Task details: Your task is to transcribe all of the records exactly and leave out the pictures.

Information provided:
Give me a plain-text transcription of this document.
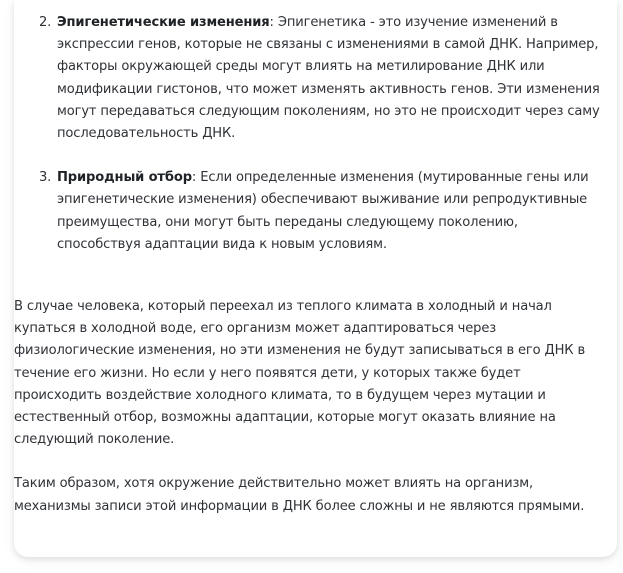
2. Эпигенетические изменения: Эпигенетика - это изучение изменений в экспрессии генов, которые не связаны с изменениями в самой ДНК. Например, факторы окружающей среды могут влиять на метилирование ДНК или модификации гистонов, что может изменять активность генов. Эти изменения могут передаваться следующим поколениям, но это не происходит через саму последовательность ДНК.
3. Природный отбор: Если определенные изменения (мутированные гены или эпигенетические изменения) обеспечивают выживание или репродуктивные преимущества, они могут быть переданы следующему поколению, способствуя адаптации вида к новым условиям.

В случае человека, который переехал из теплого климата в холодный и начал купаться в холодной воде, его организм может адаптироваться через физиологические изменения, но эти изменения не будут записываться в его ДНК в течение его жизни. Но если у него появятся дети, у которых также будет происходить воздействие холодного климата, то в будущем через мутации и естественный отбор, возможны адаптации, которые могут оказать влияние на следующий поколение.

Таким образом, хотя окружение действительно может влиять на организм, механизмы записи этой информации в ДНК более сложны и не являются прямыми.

Output of the exercise:
Give me a plain-text transcription of this document.
2. Эпигенетические изменения: Эпигенетика - это изучение изменений в экспрессии генов, которые не связаны с изменениями в самой ДНК. Например, факторы окружающей среды могут влиять на метилирование ДНК или модификации гистонов, что может изменять активность генов. Эти изменения могут передаваться следующим поколениям, но это не происходит через саму последовательность ДНК.
3. Природный отбор: Если определенные изменения (мутированные гены или эпигенетические изменения) обеспечивают выживание или репродуктивные преимущества, они могут быть переданы следующему поколению, способствуя адаптации вида к новым условиям.

В случае человека, который переехал из теплого климата в холодный и начал купаться в холодной воде, его организм может адаптироваться через физиологические изменения, но эти изменения не будут записываться в его ДНК в течение его жизни. Но если у него появятся дети, у которых также будет происходить воздействие холодного климата, то в будущем через мутации и естественный отбор, возможны адаптации, которые могут оказать влияние на следующий поколение.

Таким образом, хотя окружение действительно может влиять на организм, механизмы записи этой информации в ДНК более сложны и не являются прямыми.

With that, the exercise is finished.